The Ministry of the Interior suffered an unprecedented cyberattack. Laurent Nuñez, the Interior Minister, confirmed on December 17 on Franceinfo that the incident is extremely serious, describing it as a massive attack that struck Place Beauvau.
An intrusion via messaging
The cyber breach occurred during the night from Thursday, December 11 to Friday, December 12. According to the minister, someone managed to obtain a number of passwords for email inboxes, thereby gaining access to access codes for certain information systems within the ministry. Analyses show an intrusion into professional mailboxes containing identification elements, the retrieval of which made it possible to access various business applications.
The file processing judicial background records (TAJ) and the file of wanted persons (FPR) were in particular consulted. The TAJ lists not only individuals’ convictions but also aggregates all data derived from police and gendarmerie investigations, providing access to the contact details of victims or witnesses. The FPR, for its part, centralizes reports of fugitives, territory bans, and troubling disappearances.
A few dozen records were able to be extracted from the system, according to Laurent Nuñez, who rejected claims that millions of data entries were exfiltrated, contrary to online rumors.
A claim on BreachForums
According to Le Figaro, an individual using the alias Indra claimed responsibility for the attack on BreachForums, an English-language forum that has reappeared several times after being shut down by authorities.

**Source information**:
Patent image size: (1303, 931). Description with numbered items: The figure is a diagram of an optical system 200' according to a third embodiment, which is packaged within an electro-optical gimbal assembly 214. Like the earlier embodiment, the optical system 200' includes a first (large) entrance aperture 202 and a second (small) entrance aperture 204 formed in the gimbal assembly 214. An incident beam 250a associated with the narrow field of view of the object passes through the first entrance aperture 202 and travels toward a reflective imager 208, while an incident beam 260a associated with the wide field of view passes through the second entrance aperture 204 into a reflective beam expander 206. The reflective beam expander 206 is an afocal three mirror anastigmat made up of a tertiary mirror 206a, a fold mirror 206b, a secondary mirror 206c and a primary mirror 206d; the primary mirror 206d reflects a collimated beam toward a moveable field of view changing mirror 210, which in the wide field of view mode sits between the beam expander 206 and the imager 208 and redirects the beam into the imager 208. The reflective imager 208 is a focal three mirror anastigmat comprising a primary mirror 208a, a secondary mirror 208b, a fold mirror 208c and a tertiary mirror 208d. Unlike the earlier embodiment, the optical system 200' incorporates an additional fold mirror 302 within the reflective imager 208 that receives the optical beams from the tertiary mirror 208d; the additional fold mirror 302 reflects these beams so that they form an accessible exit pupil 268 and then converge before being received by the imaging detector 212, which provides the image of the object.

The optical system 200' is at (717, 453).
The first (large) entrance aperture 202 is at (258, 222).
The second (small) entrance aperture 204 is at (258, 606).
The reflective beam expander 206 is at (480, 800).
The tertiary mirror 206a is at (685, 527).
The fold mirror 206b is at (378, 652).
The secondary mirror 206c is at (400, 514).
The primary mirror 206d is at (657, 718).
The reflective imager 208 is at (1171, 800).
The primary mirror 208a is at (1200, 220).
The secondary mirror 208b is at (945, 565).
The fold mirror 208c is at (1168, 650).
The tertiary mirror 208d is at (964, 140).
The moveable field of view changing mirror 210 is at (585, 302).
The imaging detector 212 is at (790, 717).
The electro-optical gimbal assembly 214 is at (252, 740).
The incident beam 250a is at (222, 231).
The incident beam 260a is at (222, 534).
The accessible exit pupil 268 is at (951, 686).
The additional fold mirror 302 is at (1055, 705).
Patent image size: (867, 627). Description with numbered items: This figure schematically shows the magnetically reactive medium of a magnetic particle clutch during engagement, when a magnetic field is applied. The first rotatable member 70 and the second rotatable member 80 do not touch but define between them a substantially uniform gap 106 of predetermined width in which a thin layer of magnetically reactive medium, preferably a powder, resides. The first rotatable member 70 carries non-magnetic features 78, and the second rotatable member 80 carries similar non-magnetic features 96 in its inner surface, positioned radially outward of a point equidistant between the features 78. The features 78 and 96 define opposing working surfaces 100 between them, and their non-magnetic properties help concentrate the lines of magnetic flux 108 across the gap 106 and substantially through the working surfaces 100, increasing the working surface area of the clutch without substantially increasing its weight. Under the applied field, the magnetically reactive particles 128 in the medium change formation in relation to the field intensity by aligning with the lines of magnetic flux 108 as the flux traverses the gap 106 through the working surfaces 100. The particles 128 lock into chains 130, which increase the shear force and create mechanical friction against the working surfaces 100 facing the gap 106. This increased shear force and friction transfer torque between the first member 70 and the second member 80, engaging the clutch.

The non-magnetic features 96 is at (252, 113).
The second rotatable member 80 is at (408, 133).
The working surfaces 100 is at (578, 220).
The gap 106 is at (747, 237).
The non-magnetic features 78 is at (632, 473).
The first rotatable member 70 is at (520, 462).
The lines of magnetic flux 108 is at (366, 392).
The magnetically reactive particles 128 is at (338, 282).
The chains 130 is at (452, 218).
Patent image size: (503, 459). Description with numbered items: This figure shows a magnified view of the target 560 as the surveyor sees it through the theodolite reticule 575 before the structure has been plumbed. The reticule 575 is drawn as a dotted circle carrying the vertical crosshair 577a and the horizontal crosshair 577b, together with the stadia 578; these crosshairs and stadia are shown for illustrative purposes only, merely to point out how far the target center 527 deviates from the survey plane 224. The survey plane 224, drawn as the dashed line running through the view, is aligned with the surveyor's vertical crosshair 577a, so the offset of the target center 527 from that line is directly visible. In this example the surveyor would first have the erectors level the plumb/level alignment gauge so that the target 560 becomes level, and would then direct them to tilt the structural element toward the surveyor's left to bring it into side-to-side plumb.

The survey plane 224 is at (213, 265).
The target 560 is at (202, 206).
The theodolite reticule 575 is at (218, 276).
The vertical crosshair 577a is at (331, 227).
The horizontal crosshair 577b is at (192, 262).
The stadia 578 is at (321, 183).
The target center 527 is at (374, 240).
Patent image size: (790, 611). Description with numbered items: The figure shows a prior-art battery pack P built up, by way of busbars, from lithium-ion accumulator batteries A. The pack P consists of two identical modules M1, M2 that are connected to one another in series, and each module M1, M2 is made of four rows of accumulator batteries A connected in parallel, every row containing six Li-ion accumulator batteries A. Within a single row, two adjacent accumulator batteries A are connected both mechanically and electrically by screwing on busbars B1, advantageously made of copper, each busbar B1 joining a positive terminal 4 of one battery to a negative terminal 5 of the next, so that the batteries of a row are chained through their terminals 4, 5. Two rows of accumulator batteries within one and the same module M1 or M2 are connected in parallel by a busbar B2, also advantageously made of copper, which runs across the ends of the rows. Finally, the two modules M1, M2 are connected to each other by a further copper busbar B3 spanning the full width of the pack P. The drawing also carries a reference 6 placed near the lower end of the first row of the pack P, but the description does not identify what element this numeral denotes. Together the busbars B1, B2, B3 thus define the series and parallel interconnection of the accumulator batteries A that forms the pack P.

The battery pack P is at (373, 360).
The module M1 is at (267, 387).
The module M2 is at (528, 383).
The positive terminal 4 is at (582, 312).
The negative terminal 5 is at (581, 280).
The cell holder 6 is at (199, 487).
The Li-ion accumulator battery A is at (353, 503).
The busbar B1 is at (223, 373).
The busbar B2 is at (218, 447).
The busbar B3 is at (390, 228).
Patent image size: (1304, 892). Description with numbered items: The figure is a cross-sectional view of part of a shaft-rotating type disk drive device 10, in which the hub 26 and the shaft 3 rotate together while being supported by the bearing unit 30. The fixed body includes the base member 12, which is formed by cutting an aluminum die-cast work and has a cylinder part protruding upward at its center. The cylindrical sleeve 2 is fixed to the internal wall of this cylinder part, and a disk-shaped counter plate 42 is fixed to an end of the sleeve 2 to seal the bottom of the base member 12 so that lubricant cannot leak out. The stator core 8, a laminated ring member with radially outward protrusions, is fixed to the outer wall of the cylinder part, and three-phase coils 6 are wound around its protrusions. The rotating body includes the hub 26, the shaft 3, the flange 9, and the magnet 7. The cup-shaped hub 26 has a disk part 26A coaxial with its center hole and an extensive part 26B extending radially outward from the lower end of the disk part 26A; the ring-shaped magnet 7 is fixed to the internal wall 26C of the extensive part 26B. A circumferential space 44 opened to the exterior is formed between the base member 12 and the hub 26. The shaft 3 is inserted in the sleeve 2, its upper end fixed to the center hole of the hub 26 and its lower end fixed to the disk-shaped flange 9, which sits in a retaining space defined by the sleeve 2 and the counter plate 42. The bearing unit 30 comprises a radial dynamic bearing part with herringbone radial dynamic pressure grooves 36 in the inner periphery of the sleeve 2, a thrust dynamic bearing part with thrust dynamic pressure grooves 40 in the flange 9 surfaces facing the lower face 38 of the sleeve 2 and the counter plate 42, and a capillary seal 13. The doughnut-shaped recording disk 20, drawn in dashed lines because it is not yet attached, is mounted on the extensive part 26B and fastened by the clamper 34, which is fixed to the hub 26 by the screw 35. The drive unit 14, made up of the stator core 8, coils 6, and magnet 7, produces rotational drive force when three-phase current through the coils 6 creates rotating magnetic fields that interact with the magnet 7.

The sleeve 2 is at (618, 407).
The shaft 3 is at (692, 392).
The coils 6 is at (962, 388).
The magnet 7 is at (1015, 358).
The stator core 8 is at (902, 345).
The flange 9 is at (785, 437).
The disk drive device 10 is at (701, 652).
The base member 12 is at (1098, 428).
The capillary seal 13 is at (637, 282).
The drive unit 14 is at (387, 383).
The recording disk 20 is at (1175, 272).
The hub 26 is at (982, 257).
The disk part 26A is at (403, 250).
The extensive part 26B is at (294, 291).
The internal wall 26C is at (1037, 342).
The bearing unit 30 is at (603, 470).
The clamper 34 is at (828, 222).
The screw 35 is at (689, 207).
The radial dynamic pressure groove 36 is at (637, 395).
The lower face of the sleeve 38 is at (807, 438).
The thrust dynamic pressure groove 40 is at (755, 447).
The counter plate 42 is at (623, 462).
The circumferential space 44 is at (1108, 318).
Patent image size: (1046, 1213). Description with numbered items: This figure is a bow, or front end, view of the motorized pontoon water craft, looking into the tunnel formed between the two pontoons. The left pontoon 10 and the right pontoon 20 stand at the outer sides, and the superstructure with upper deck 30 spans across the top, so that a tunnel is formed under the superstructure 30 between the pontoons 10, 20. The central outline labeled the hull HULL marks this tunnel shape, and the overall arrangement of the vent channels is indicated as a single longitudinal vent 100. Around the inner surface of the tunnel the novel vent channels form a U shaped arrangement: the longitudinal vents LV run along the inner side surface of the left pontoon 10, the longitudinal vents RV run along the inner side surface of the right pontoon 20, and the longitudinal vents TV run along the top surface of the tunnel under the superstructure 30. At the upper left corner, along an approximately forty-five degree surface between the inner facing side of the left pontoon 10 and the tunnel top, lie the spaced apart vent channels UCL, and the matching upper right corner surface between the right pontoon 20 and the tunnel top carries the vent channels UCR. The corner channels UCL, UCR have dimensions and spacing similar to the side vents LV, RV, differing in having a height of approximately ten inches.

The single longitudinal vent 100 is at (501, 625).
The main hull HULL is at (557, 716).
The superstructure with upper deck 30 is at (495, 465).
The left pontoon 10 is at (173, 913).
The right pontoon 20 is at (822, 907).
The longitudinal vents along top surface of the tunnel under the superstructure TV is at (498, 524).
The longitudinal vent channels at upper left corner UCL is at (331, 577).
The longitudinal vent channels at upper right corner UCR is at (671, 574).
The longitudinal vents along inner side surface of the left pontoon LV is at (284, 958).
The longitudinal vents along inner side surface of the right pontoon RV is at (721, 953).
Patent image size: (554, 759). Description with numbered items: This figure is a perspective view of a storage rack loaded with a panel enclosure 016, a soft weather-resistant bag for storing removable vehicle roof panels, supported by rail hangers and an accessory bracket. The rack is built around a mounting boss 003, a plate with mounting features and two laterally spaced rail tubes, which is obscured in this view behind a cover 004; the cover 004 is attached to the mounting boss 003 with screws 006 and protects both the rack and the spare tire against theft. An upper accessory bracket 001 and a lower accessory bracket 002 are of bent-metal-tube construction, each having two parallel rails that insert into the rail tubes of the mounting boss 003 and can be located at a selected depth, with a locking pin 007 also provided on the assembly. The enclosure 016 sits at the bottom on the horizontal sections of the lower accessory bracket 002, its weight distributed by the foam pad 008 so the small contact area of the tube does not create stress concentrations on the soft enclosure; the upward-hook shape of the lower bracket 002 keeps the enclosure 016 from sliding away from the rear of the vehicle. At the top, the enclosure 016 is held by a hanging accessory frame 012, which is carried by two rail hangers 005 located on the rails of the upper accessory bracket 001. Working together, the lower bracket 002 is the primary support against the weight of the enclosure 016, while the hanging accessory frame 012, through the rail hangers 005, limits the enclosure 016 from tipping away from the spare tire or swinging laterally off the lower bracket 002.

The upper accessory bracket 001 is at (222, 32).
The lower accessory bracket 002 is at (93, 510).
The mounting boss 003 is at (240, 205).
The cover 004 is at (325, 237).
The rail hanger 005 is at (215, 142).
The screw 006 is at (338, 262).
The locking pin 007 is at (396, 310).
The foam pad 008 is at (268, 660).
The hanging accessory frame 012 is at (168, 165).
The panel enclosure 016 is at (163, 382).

**Problems to work on**:
a. List the three kinds of reports that the file of wanted persons (FPR) centralizes, according to the article on the Interior Ministry cyberattack.
b. In the article on the Interior Ministry cyberattack, what alias did the person who claimed responsibility on BreachForums use?

**Responses per task**:
a.
Fugitives
Territory bans
Troubling disappearances

b. Indra